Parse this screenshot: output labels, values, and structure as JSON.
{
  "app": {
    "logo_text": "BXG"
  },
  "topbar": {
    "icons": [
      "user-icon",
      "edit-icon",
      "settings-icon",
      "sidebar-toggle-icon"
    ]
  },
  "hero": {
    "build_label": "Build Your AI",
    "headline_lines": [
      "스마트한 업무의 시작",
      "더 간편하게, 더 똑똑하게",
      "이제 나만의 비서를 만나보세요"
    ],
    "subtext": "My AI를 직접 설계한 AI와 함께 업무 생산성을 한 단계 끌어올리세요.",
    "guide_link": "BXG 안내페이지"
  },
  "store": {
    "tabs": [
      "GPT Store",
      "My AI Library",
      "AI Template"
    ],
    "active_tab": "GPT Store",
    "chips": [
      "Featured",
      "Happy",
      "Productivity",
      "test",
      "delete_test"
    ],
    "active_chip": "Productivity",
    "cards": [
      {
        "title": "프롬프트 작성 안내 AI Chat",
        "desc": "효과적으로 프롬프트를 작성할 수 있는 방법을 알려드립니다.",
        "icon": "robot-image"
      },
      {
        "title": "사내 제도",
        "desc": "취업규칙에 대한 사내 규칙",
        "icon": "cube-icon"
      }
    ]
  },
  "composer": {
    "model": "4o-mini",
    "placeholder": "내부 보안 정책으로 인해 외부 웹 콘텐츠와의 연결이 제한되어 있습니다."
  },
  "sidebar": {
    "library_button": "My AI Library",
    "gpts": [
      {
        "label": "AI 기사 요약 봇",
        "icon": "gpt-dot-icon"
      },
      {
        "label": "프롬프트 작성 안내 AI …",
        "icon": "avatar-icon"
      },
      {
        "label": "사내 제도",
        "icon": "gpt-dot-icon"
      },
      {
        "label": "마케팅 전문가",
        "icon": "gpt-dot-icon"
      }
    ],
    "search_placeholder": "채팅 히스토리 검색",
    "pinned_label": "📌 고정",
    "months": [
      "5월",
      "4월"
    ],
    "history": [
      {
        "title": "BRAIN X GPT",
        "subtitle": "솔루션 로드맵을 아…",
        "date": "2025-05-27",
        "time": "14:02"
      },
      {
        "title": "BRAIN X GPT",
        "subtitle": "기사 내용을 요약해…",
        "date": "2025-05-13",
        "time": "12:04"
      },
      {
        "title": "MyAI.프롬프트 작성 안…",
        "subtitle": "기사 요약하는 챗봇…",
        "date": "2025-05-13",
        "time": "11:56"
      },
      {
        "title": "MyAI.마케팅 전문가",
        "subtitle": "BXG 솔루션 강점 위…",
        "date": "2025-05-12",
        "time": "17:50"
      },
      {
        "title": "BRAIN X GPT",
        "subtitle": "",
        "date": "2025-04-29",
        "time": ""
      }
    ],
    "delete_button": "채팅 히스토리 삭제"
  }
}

+ + + +

#### Job
Give only the number of lines in the material above where the string "Productivity" appears.

#### Correct answer
2